PROBLEM STATEMENT:
Work through the listing below and count the lines that hold "سورة". Answer with the number alone.

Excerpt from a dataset
>> START

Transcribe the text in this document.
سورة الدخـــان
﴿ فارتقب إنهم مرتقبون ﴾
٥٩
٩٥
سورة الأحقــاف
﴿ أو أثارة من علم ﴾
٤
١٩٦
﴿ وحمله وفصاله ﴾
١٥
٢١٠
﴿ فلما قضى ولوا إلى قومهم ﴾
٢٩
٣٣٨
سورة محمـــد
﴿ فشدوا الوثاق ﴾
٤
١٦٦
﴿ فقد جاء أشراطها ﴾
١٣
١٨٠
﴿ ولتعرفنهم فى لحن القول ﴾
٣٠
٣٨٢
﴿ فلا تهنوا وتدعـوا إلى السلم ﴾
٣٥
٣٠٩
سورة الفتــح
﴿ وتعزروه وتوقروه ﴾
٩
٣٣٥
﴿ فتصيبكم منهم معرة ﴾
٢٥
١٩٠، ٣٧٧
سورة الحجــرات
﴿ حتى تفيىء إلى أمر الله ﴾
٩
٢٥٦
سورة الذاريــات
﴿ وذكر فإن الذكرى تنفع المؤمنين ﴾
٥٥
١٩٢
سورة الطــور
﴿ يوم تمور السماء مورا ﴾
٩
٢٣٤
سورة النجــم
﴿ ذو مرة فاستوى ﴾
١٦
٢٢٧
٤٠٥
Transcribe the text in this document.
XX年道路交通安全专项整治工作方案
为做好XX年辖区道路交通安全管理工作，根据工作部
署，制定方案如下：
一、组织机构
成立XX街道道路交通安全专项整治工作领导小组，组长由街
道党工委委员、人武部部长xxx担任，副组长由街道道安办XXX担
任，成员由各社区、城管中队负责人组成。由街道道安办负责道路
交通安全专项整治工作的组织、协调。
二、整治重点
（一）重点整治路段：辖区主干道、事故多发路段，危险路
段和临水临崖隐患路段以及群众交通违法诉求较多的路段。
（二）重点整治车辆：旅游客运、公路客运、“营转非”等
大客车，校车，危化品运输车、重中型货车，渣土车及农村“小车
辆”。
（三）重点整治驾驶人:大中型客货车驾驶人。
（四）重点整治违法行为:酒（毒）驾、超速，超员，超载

>> END

TASK ANSWER:
8